:: Supplied material ::

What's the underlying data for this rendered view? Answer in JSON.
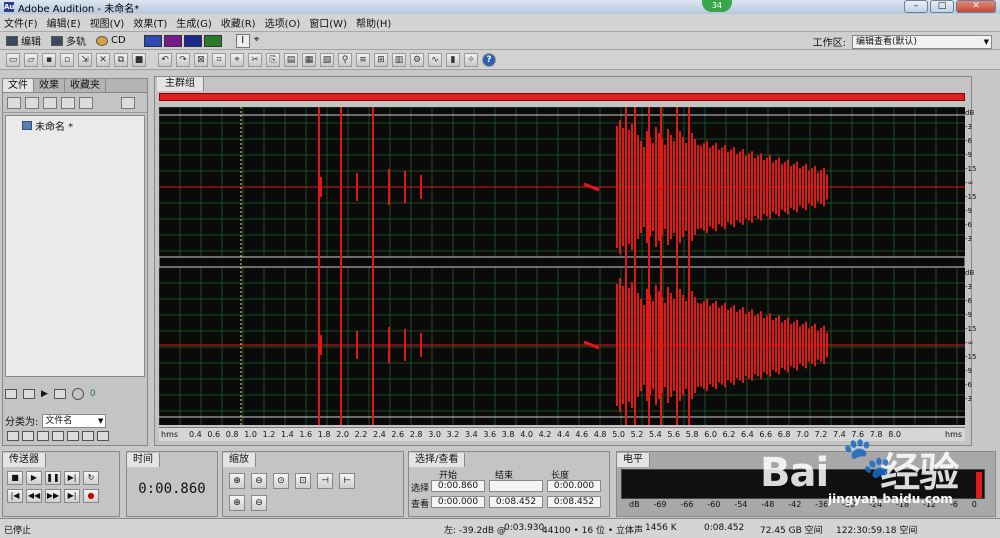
{
  "window": {
    "title": "Adobe Audition - 未命名*",
    "badge": "34",
    "app_icon": "Au"
  },
  "menu": [
    "文件(F)",
    "编辑(E)",
    "视图(V)",
    "效果(T)",
    "生成(G)",
    "收藏(R)",
    "选项(O)",
    "窗口(W)",
    "帮助(H)"
  ],
  "modes": {
    "edit": "编辑",
    "multitrack": "多轨",
    "cd": "CD"
  },
  "workspace": {
    "label": "工作区:",
    "value": "编辑查看(默认)"
  },
  "left_panel": {
    "tabs": [
      "文件",
      "效果",
      "收藏夹"
    ],
    "files": [
      {
        "name": "未命名 *"
      }
    ],
    "sort_label": "分类为:",
    "sort_value": "文件名",
    "volume_value": "0"
  },
  "main": {
    "tab": "主群组",
    "ruler_unit": "hms",
    "ruler_ticks": [
      "0.4",
      "0.6",
      "0.8",
      "1.0",
      "1.2",
      "1.4",
      "1.6",
      "1.8",
      "2.0",
      "2.2",
      "2.4",
      "2.6",
      "2.8",
      "3.0",
      "3.2",
      "3.4",
      "3.6",
      "3.8",
      "4.0",
      "4.2",
      "4.4",
      "4.6",
      "4.8",
      "5.0",
      "5.2",
      "5.4",
      "5.6",
      "5.8",
      "6.0",
      "6.2",
      "6.4",
      "6.6",
      "6.8",
      "7.0",
      "7.2",
      "7.4",
      "7.6",
      "7.8",
      "8.0"
    ],
    "db_labels": [
      "dB",
      "-3",
      "-6",
      "-9",
      "-15",
      "-∞",
      "-15",
      "-9",
      "-6",
      "-3"
    ]
  },
  "transport": {
    "tab": "传送器"
  },
  "time": {
    "tab": "时间",
    "value": "0:00.860"
  },
  "zoom": {
    "tab": "缩放"
  },
  "selection": {
    "tab": "选择/查看",
    "headers": [
      "开始",
      "结束",
      "长度"
    ],
    "rows": [
      {
        "label": "选择",
        "start": "0:00.860",
        "end": "",
        "length": "0:00.000"
      },
      {
        "label": "查看",
        "start": "0:00.000",
        "end": "0:08.452",
        "length": "0:08.452"
      }
    ]
  },
  "levels": {
    "tab": "电平",
    "scale": [
      "dB",
      "-69",
      "-66",
      "-60",
      "-54",
      "-48",
      "-42",
      "-36",
      "-30",
      "-24",
      "-18",
      "-12",
      "-6",
      "0"
    ]
  },
  "status": {
    "state": "已停止",
    "left": "左: -39.2dB @",
    "cursor_time": "0:03.930",
    "format": "44100 • 16 位 • 立体声",
    "size": "1456 K",
    "duration": "0:08.452",
    "disk": "72.45 GB 空间",
    "free_time": "122:30:59.18 空间"
  },
  "watermark": {
    "brand": "Bai",
    "brand2": "经验",
    "url": "jingyan.baidu.com"
  },
  "colors": {
    "waveform": "#e01818",
    "background": "#0a0a0a",
    "grid": "#1e4e1e"
  }
}
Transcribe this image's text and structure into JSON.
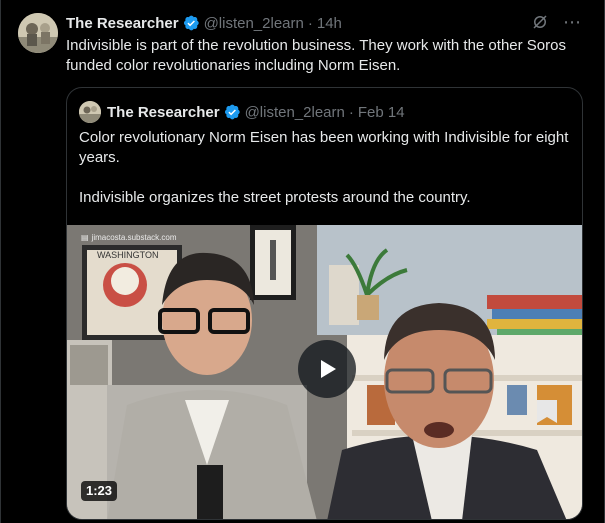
{
  "tweet": {
    "author_name": "The Researcher",
    "handle": "@listen_2learn",
    "separator": "·",
    "time": "14h",
    "text": "Indivisible is part of the revolution business. They work with the other Soros funded color revolutionaries including Norm Eisen.",
    "icons": {
      "verified": "verified-badge-icon",
      "grok": "grok-icon",
      "more": "more-icon"
    },
    "colors": {
      "verified": "#1d9bf0",
      "muted": "#71767b",
      "text": "#e7e9ea",
      "border": "#2f3336"
    }
  },
  "quote": {
    "author_name": "The Researcher",
    "handle": "@listen_2learn",
    "separator": "·",
    "date": "Feb 14",
    "paragraph_1": "Color revolutionary Norm Eisen has been working with Indivisible for eight years.",
    "paragraph_2": "Indivisible organizes the street protests around the country.",
    "video": {
      "watermark": "jimacosta.substack.com",
      "duration": "1:23",
      "poster_sign": "WASHINGTON"
    }
  }
}
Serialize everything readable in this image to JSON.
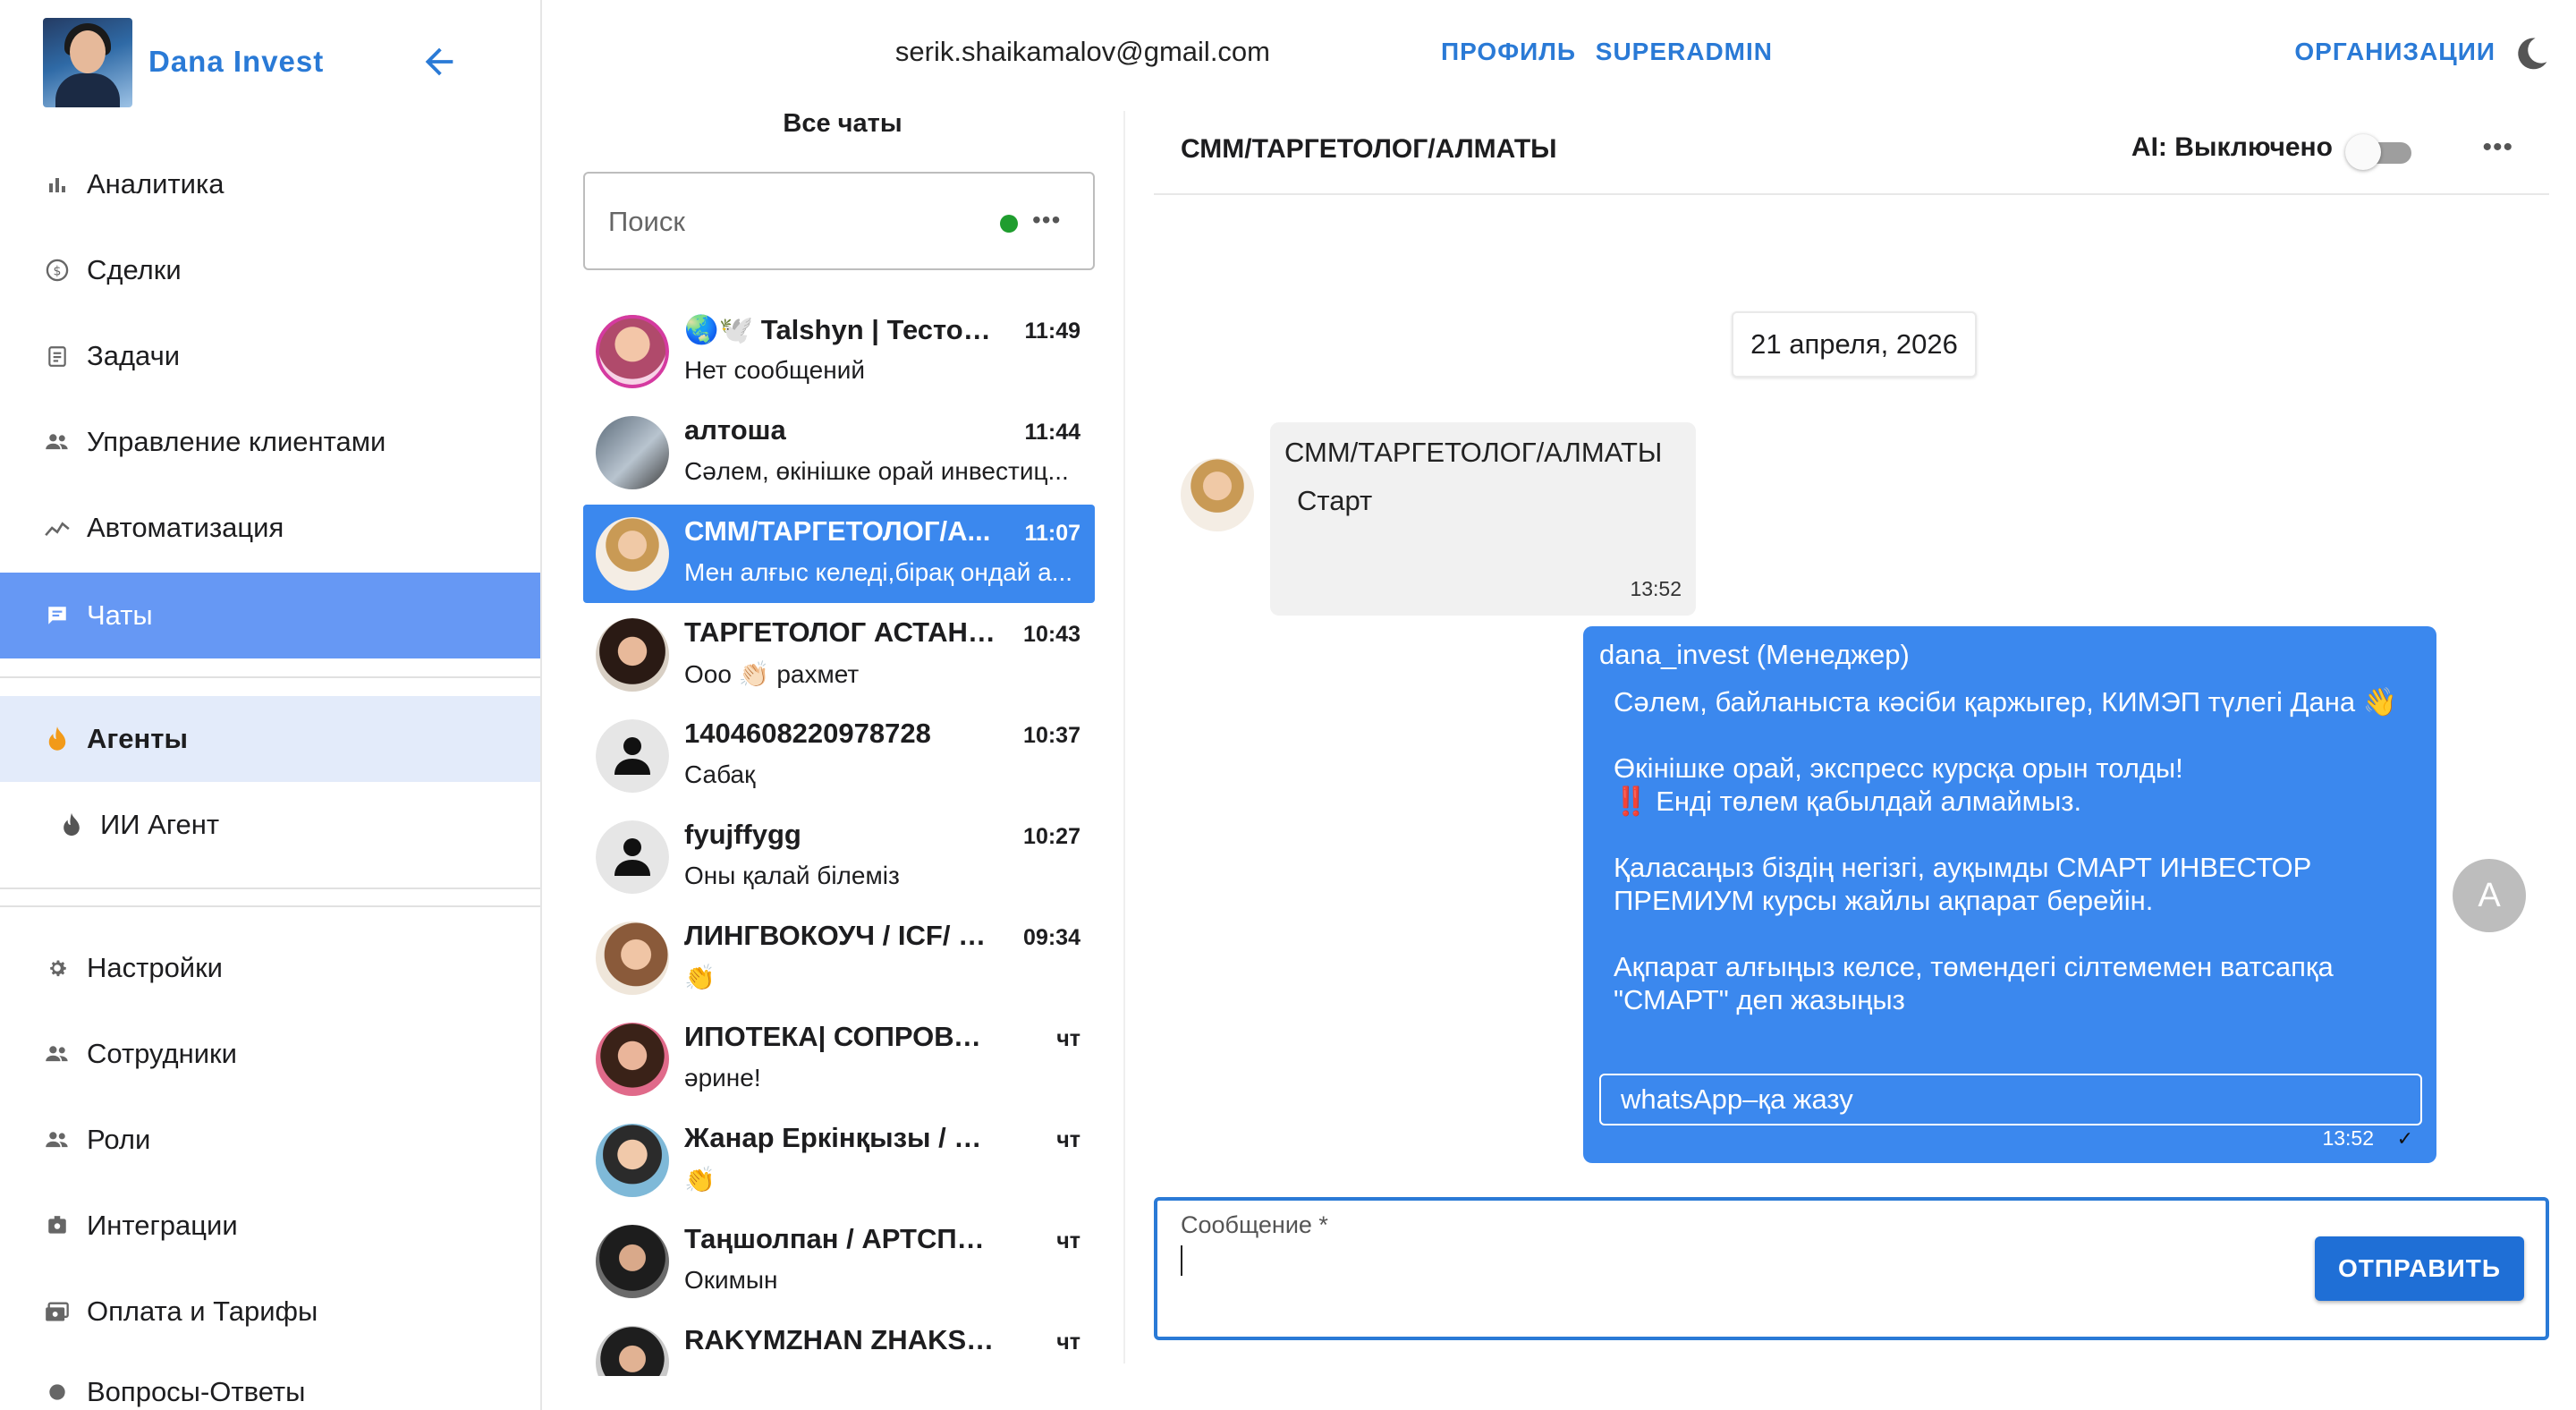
{
  "brand": {
    "name": "Dana Invest"
  },
  "sidebar": {
    "items": [
      {
        "label": "Аналитика",
        "icon": "bar-chart-icon"
      },
      {
        "label": "Сделки",
        "icon": "dollar-circle-icon"
      },
      {
        "label": "Задачи",
        "icon": "clipboard-icon"
      },
      {
        "label": "Управление клиентами",
        "icon": "people-icon"
      },
      {
        "label": "Автоматизация",
        "icon": "trend-icon"
      },
      {
        "label": "Чаты",
        "icon": "chat-icon"
      },
      {
        "label": "Агенты",
        "icon": "flame-icon"
      },
      {
        "label": "ИИ Агент",
        "icon": "drop-icon"
      },
      {
        "label": "Настройки",
        "icon": "gear-icon"
      },
      {
        "label": "Сотрудники",
        "icon": "people-icon"
      },
      {
        "label": "Роли",
        "icon": "people-icon"
      },
      {
        "label": "Интеграции",
        "icon": "integration-icon"
      },
      {
        "label": "Оплата и Тарифы",
        "icon": "payment-icon"
      },
      {
        "label": "Вопросы-Ответы",
        "icon": "gear-icon"
      }
    ]
  },
  "topbar": {
    "email": "serik.shaikamalov@gmail.com",
    "profile": "ПРОФИЛЬ",
    "superadmin": "SUPERADMIN",
    "organizations": "ОРГАНИЗАЦИИ"
  },
  "chatlist": {
    "title": "Все чаты",
    "search_placeholder": "Поиск",
    "status_color": "#1f9d2e",
    "chats": [
      {
        "title": "🌏🕊️ Talshyn | Тесто А...",
        "time": "11:49",
        "preview": "Нет сообщений"
      },
      {
        "title": "алтоша",
        "time": "11:44",
        "preview": "Сәлем, өкінішке орай инвестиц..."
      },
      {
        "title": "СММ/ТАРГЕТОЛОГ/А...",
        "time": "11:07",
        "preview": "Мен алғыс келеді,бірақ ондай а..."
      },
      {
        "title": "ТАРГЕТОЛОГ АСТАНА...",
        "time": "10:43",
        "preview": "Ооо 👏🏻 рахмет"
      },
      {
        "title": "1404608220978728",
        "time": "10:37",
        "preview": "Сабақ"
      },
      {
        "title": "fyujffygg",
        "time": "10:27",
        "preview": "Оны қалай білеміз"
      },
      {
        "title": "ЛИНГВОКОУЧ / ICF/ А...",
        "time": "09:34",
        "preview": "👏"
      },
      {
        "title": "ИПОТЕКА| СОПРОВОЖД...",
        "time": "чт",
        "preview": "әрине!"
      },
      {
        "title": "Жанар Еркінқызы / Пед...",
        "time": "чт",
        "preview": "👏"
      },
      {
        "title": "Таңшолпан / АРТСПОРТ ...",
        "time": "чт",
        "preview": "Окимын"
      },
      {
        "title": "RAKYMZHAN ZHAKSYLYK",
        "time": "чт",
        "preview": ""
      }
    ]
  },
  "conversation": {
    "title": "СММ/ТАРГЕТОЛОГ/АЛМАТЫ",
    "ai_label": "AI: Выключено",
    "date": "21 апреля, 2026",
    "incoming": {
      "sender": "СММ/ТАРГЕТОЛОГ/АЛМАТЫ",
      "text": "Старт",
      "time": "13:52"
    },
    "outgoing": {
      "sender": "dana_invest  (Менеджер)",
      "lines": [
        "Сәлем, байланыста кәсіби қаржыгер, КИМЭП түлегі Дана 👋",
        "",
        "Өкінішке орай, экспресс курсқа орын толды!",
        "‼️ Енді төлем қабылдай алмаймыз.",
        "",
        "Қаласаңыз біздің негізгі, ауқымды СМАРТ ИНВЕСТОР ПРЕМИУМ курсы жайлы ақпарат берейін.",
        "",
        "Ақпарат алғыңыз келсе, төмендегі сілтемемен ватсапқа \"СМАРТ\" деп жазыңыз"
      ],
      "button": "whatsApp–қа жазу",
      "time": "13:52"
    },
    "manager_initial": "A"
  },
  "composer": {
    "label": "Сообщение *",
    "send": "ОТПРАВИТЬ"
  },
  "colors": {
    "accent": "#2a7ad6",
    "active_nav": "#6698f4",
    "selected_chat": "#3b88ee",
    "bubble_out": "#3b88ee"
  }
}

:: Exercise brief ::
What is the number of lines in the records above that include the word "badge"? Reply with that number and nothing more.

:: Full solution ::
2